Task statement. Look for the string "Kroupa" and copy every line that has it.
--- Supplied material ---
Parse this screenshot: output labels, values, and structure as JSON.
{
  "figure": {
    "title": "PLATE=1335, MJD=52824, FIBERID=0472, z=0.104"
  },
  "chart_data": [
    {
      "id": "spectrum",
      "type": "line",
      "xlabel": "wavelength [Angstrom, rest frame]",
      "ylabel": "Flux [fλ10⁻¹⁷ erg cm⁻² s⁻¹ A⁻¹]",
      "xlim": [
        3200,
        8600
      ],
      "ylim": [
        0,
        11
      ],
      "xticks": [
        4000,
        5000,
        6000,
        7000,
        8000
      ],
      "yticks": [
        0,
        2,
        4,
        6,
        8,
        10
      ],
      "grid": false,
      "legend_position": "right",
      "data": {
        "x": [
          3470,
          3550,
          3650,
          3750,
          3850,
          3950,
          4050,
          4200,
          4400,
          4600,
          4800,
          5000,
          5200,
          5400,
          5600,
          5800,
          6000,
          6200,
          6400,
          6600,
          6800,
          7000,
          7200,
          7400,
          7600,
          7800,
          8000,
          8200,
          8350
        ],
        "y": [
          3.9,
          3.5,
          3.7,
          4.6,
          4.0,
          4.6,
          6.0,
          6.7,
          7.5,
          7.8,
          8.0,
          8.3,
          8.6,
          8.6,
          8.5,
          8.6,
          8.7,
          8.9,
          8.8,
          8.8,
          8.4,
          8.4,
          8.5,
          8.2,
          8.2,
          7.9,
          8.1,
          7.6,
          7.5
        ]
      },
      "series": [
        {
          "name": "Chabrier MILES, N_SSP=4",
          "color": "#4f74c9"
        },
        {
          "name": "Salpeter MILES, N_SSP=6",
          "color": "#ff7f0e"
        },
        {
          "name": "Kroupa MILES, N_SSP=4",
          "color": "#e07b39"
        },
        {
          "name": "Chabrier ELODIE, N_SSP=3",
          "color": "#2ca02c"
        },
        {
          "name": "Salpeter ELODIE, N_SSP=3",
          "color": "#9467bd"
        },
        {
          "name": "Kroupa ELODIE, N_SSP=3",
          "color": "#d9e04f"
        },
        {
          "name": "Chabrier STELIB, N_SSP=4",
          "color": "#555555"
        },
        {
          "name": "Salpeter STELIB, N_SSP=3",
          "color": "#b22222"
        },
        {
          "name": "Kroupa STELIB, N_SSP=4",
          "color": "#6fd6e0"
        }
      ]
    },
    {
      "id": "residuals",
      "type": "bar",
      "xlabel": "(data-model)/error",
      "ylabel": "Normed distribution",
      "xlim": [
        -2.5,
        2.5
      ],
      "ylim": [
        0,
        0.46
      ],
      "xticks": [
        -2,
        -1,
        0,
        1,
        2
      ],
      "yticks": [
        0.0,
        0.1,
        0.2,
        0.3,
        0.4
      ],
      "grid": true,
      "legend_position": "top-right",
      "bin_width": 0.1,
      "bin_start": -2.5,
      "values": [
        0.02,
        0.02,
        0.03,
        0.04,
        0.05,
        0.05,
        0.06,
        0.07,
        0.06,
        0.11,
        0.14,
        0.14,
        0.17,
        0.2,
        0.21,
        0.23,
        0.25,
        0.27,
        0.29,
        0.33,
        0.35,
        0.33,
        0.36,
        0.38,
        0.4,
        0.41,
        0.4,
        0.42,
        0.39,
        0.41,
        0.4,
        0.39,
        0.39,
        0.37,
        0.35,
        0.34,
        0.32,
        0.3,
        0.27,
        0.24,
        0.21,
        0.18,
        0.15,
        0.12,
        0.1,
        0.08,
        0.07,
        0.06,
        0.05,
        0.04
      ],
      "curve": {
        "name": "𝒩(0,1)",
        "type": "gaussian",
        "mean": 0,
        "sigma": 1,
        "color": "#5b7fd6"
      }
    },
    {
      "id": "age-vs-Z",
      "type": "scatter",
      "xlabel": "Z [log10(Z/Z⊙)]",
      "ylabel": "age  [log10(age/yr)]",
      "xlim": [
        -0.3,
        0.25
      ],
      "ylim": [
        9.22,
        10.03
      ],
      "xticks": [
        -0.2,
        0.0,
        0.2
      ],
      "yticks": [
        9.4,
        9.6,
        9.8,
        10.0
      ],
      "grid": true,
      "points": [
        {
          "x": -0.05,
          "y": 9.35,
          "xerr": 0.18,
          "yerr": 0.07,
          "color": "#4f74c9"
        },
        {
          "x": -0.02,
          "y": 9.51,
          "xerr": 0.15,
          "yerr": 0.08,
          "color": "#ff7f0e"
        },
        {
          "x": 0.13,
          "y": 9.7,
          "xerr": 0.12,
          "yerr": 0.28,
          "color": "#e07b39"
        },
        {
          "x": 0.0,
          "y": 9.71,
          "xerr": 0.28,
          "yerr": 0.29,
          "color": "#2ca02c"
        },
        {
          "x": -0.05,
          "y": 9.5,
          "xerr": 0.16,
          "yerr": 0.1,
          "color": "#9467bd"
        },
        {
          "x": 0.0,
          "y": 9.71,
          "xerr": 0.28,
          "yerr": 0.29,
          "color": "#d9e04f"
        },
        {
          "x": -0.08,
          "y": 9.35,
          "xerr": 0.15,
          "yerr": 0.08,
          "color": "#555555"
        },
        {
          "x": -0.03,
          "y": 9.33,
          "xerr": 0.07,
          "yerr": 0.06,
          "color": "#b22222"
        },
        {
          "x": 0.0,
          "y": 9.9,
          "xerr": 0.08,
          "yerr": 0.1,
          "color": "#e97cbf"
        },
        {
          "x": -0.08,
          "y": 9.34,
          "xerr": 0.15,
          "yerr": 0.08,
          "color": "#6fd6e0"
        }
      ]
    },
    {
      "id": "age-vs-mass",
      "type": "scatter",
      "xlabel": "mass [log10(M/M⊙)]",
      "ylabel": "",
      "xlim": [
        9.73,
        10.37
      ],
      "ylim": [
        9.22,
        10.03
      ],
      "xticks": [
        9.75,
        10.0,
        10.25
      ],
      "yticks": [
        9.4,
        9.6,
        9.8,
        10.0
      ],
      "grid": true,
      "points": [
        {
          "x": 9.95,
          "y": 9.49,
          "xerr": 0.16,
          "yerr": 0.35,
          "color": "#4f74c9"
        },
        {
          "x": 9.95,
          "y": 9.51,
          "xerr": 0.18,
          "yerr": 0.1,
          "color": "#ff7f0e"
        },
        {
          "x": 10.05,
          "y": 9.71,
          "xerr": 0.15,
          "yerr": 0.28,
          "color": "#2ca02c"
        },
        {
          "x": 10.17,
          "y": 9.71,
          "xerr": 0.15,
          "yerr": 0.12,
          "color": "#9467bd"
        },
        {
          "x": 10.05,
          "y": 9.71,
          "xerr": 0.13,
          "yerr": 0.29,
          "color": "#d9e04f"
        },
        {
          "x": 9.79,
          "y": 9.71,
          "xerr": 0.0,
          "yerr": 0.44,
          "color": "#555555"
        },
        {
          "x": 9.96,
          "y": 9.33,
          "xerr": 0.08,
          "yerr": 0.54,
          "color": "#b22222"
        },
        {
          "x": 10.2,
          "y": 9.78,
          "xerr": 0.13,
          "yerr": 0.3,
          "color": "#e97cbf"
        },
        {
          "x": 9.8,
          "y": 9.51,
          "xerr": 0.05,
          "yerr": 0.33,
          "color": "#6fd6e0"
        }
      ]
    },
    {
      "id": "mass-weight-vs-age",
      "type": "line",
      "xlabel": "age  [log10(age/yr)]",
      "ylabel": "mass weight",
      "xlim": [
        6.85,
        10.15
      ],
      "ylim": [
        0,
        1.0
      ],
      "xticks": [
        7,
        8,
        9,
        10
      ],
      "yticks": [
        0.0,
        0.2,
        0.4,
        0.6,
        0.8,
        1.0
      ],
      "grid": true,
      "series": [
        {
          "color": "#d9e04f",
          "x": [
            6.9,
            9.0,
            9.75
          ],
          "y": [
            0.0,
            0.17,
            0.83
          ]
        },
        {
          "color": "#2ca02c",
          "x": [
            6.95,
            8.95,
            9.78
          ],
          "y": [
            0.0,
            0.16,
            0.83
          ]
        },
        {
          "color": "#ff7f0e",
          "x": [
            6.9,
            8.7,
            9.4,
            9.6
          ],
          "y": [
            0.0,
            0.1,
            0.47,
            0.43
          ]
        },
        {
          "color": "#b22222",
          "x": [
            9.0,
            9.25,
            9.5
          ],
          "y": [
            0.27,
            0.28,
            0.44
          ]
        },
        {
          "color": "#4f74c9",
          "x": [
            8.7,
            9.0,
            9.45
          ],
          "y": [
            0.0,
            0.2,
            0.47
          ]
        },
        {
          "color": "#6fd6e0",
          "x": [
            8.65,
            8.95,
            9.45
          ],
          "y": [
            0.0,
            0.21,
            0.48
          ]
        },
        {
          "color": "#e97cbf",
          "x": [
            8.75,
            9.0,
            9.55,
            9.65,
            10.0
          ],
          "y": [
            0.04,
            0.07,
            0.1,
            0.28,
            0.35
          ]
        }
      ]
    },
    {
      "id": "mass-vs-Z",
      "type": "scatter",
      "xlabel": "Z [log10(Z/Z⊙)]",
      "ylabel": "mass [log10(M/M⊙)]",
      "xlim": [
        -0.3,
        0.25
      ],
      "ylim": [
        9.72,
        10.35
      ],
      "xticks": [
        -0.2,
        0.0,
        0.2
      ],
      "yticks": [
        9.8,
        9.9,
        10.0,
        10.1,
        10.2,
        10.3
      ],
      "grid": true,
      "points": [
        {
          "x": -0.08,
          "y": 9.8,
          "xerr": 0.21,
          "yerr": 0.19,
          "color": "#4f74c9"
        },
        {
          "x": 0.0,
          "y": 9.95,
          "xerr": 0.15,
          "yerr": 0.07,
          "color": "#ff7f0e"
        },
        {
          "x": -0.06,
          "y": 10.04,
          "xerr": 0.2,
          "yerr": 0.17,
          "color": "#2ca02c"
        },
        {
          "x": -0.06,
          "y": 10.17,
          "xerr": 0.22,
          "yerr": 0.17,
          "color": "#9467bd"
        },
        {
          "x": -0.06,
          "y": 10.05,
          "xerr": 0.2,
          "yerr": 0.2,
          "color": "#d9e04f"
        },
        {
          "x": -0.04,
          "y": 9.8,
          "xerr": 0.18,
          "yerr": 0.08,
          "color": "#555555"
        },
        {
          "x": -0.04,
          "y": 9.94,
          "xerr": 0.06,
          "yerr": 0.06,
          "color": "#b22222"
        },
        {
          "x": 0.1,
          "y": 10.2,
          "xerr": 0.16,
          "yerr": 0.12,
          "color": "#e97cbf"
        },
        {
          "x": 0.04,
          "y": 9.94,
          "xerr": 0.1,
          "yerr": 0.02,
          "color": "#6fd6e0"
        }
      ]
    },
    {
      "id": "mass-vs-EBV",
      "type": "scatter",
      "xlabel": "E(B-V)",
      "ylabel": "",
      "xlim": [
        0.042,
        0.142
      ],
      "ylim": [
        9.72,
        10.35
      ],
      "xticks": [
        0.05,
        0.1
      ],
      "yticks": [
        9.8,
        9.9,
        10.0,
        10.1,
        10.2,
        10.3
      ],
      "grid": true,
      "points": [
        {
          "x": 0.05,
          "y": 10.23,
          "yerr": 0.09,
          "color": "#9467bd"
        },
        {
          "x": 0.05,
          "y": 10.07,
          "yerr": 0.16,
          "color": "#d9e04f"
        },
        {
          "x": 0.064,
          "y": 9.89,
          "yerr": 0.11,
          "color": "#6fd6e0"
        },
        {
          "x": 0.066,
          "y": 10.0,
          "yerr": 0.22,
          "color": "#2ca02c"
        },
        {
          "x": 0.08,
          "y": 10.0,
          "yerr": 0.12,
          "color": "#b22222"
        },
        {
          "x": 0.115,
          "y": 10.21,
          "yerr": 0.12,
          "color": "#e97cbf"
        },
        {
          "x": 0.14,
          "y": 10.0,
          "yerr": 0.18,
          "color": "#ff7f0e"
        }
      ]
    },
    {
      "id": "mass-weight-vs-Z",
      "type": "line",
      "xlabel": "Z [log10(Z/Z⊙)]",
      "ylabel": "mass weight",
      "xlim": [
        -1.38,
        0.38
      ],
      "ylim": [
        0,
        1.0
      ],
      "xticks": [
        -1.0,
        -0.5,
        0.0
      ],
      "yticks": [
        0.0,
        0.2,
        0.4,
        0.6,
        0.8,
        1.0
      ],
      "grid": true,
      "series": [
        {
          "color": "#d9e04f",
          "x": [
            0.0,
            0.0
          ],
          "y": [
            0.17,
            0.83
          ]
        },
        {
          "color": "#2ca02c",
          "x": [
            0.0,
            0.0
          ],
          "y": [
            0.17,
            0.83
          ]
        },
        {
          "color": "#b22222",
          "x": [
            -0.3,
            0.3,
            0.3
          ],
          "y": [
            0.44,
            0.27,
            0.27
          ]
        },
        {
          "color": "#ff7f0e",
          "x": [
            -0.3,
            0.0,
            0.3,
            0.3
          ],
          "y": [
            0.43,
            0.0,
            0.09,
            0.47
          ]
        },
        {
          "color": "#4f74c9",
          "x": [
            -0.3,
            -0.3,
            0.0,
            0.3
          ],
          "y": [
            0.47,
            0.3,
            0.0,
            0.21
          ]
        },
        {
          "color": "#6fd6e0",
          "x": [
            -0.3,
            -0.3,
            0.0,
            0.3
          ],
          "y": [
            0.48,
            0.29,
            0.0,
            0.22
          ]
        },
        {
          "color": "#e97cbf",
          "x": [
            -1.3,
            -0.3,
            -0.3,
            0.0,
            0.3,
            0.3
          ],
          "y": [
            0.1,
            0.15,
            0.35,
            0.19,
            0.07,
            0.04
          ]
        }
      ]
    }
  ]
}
---
Final result.
          "name": "Kroupa MILES, N_SSP=4",
          "name": "Kroupa ELODIE, N_SSP=3",
          "name": "Kroupa STELIB, N_SSP=4",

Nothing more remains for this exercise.